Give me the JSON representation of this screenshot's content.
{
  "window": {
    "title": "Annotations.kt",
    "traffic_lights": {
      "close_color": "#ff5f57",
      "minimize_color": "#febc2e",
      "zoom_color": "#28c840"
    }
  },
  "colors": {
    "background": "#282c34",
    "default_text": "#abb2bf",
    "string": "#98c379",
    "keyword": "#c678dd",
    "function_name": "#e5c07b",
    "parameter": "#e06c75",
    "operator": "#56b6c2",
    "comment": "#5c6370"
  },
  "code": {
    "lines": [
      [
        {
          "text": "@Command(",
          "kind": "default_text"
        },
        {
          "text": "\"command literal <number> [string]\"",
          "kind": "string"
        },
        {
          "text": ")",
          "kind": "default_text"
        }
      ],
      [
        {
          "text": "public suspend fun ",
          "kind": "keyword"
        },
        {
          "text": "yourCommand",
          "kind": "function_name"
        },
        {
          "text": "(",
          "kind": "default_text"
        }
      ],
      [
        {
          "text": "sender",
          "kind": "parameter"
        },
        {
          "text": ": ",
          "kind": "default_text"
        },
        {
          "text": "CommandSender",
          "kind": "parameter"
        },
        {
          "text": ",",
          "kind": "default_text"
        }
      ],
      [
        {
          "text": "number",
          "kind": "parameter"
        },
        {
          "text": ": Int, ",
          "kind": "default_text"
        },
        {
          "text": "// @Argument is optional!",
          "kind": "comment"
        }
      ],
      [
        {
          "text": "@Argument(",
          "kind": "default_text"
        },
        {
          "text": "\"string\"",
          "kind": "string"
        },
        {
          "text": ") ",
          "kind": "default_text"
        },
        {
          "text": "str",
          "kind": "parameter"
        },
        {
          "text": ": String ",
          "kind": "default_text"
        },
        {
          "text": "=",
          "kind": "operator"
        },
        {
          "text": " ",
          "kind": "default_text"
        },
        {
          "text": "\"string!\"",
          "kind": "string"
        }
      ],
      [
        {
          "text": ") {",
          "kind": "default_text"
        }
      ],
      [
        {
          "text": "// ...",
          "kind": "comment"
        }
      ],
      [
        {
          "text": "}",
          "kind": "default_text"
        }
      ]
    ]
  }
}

· · · · · · ·

Retype every record above exactly as written.

▸ **Task result**:
Give me the JSON representation of this screenshot's content.
{
  "window": {
    "title": "Annotations.kt",
    "traffic_lights": {
      "close_color": "#ff5f57",
      "minimize_color": "#febc2e",
      "zoom_color": "#28c840"
    }
  },
  "colors": {
    "background": "#282c34",
    "default_text": "#abb2bf",
    "string": "#98c379",
    "keyword": "#c678dd",
    "function_name": "#e5c07b",
    "parameter": "#e06c75",
    "operator": "#56b6c2",
    "comment": "#5c6370"
  },
  "code": {
    "lines": [
      [
        {
          "text": "@Command(",
          "kind": "default_text"
        },
        {
          "text": "\"command literal <number> [string]\"",
          "kind": "string"
        },
        {
          "text": ")",
          "kind": "default_text"
        }
      ],
      [
        {
          "text": "public suspend fun ",
          "kind": "keyword"
        },
        {
          "text": "yourCommand",
          "kind": "function_name"
        },
        {
          "text": "(",
          "kind": "default_text"
        }
      ],
      [
        {
          "text": "sender",
          "kind": "parameter"
        },
        {
          "text": ": ",
          "kind": "default_text"
        },
        {
          "text": "CommandSender",
          "kind": "parameter"
        },
        {
          "text": ",",
          "kind": "default_text"
        }
      ],
      [
        {
          "text": "number",
          "kind": "parameter"
        },
        {
          "text": ": Int, ",
          "kind": "default_text"
        },
        {
          "text": "// @Argument is optional!",
          "kind": "comment"
        }
      ],
      [
        {
          "text": "@Argument(",
          "kind": "default_text"
        },
        {
          "text": "\"string\"",
          "kind": "string"
        },
        {
          "text": ") ",
          "kind": "default_text"
        },
        {
          "text": "str",
          "kind": "parameter"
        },
        {
          "text": ": String ",
          "kind": "default_text"
        },
        {
          "text": "=",
          "kind": "operator"
        },
        {
          "text": " ",
          "kind": "default_text"
        },
        {
          "text": "\"string!\"",
          "kind": "string"
        }
      ],
      [
        {
          "text": ") {",
          "kind": "default_text"
        }
      ],
      [
        {
          "text": "// ...",
          "kind": "comment"
        }
      ],
      [
        {
          "text": "}",
          "kind": "default_text"
        }
      ]
    ]
  }
}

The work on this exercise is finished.